_Data records_:
---

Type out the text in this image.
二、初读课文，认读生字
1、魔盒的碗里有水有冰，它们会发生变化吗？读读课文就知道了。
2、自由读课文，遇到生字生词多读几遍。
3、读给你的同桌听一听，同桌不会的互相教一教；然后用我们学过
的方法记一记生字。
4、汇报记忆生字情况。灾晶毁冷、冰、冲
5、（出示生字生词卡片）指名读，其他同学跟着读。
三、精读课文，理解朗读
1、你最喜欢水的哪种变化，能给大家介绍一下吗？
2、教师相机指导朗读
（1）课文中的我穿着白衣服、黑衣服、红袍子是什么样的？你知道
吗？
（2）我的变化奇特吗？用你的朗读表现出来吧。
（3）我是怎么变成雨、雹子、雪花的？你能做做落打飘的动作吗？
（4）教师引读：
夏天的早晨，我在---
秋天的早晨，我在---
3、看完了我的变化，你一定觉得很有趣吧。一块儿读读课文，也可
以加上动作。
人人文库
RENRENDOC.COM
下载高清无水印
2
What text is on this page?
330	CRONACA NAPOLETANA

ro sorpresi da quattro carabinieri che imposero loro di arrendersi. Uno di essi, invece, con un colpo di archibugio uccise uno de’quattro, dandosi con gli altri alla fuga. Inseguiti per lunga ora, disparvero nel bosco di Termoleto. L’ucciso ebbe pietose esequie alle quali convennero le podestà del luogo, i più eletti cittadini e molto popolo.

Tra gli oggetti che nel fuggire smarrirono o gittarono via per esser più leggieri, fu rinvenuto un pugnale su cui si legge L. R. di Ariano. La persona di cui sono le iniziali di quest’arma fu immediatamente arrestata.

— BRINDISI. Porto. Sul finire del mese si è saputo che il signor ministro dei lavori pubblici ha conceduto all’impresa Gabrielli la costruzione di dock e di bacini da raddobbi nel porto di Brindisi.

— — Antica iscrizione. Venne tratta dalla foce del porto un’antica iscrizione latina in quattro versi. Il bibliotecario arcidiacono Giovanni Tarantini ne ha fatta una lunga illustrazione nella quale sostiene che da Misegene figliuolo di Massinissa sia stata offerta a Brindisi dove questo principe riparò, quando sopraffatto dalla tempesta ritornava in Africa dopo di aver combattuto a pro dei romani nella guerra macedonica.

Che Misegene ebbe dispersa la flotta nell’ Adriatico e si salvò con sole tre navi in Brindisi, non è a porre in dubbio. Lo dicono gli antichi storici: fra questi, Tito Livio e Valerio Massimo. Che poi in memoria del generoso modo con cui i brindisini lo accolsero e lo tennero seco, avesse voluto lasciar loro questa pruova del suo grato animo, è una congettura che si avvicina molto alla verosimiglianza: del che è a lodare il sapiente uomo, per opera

---

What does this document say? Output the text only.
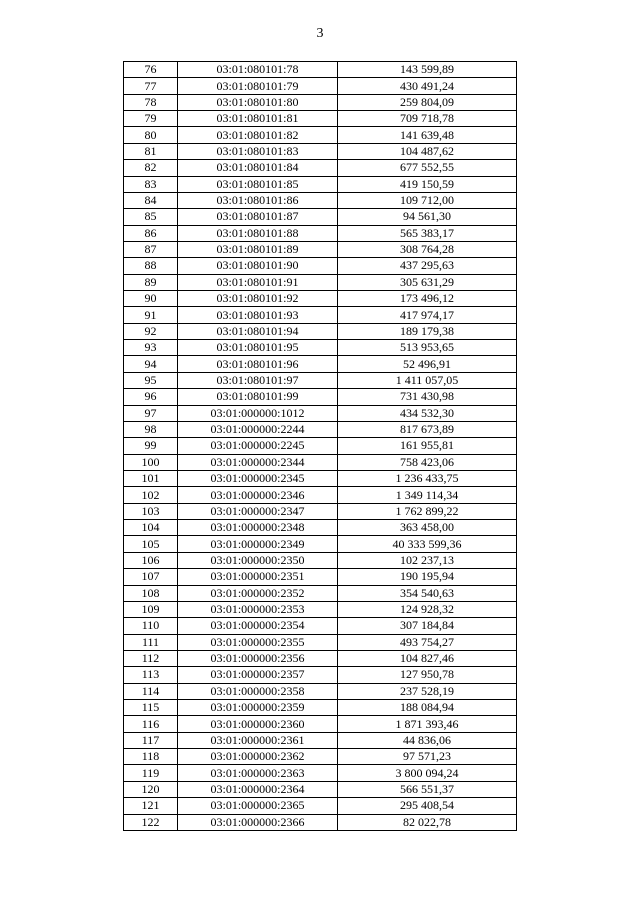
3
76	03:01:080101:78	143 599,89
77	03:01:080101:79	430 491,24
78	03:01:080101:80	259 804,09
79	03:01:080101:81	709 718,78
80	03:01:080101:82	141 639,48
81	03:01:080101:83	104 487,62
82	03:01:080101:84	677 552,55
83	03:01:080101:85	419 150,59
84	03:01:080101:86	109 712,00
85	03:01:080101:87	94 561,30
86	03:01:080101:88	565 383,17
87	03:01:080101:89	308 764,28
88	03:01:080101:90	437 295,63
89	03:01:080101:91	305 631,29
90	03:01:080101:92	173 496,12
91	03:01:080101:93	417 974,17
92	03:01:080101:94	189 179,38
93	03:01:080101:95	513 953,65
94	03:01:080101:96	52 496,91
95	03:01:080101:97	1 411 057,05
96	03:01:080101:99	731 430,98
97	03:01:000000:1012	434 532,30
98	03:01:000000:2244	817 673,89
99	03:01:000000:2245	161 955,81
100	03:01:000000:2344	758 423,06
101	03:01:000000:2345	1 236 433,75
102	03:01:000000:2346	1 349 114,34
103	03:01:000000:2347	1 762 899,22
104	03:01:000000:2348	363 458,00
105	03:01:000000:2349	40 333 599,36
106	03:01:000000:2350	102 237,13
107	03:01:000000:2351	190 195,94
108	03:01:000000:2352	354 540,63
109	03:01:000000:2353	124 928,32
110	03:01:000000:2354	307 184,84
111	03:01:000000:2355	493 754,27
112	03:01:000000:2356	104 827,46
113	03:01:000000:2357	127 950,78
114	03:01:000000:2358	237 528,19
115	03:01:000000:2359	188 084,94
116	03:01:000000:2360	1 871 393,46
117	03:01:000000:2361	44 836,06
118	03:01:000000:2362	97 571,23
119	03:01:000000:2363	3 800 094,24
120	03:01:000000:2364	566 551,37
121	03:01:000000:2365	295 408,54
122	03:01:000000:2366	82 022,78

---

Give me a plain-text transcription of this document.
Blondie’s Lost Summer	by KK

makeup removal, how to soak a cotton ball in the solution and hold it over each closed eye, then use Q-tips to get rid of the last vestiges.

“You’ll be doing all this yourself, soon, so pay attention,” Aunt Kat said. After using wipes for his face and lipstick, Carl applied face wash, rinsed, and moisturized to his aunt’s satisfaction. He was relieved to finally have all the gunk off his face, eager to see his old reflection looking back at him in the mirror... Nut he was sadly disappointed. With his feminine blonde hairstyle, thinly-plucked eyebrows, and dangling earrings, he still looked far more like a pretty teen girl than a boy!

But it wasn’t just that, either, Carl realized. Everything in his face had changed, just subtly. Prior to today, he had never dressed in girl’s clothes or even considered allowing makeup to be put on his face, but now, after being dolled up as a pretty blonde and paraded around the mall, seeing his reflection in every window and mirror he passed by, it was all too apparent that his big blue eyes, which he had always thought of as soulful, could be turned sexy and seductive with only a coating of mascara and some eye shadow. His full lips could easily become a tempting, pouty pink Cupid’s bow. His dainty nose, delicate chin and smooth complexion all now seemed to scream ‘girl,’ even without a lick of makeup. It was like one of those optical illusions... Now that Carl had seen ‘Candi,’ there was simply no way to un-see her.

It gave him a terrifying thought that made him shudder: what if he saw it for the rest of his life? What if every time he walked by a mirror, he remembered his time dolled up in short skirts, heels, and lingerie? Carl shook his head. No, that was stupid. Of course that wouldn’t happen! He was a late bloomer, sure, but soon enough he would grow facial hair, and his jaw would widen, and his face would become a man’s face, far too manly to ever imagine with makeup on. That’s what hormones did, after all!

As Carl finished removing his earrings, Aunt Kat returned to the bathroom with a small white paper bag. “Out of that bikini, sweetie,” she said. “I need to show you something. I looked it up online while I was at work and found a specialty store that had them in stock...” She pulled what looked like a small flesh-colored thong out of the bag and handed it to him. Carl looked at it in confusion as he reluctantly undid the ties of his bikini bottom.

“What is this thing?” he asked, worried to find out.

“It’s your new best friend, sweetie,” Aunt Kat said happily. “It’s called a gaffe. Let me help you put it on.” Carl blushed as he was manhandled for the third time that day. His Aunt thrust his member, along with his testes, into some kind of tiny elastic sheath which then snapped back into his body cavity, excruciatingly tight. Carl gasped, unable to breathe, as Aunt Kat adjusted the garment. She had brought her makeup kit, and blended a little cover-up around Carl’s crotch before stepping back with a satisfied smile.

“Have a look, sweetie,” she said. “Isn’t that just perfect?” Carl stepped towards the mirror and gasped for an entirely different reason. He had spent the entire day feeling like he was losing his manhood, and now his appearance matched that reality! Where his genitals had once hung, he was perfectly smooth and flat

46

---

_EXERCISE OBJECTIVE_: Check each line above for "around" and return the ones that have it.

_ANSWER_:
But it wasn’t just that, either, Carl realized. Everything in his face had changed, just subtly. Prior to today, he had never dressed in girl’s clothes or even considered allowing makeup to be put on his face, but now, after being dolled up as a pretty blonde and paraded around the mall, seeing his reflection in every window and mirror he passed by, it was all too apparent that his big blue eyes, which he had always thought of as soulful, could be turned sexy and seductive with only a coating of mascara and some eye shadow. His full lips could easily become a tempting, pouty pink Cupid’s bow. His dainty nose, delicate chin and smooth complexion all now seemed to scream ‘girl,’ even without a lick of makeup. It was like one of those optical illusions... Now that Carl had seen ‘Candi,’ there was simply no way to un-see her.
“It’s your new best friend, sweetie,” Aunt Kat said happily. “It’s called a gaffe. Let me help you put it on.” Carl blushed as he was manhandled for the third time that day. His Aunt thrust his member, along with his testes, into some kind of tiny elastic sheath which then snapped back into his body cavity, excruciatingly tight. Carl gasped, unable to breathe, as Aunt Kat adjusted the garment. She had brought her makeup kit, and blended a little cover-up around Carl’s crotch before stepping back with a satisfied smile.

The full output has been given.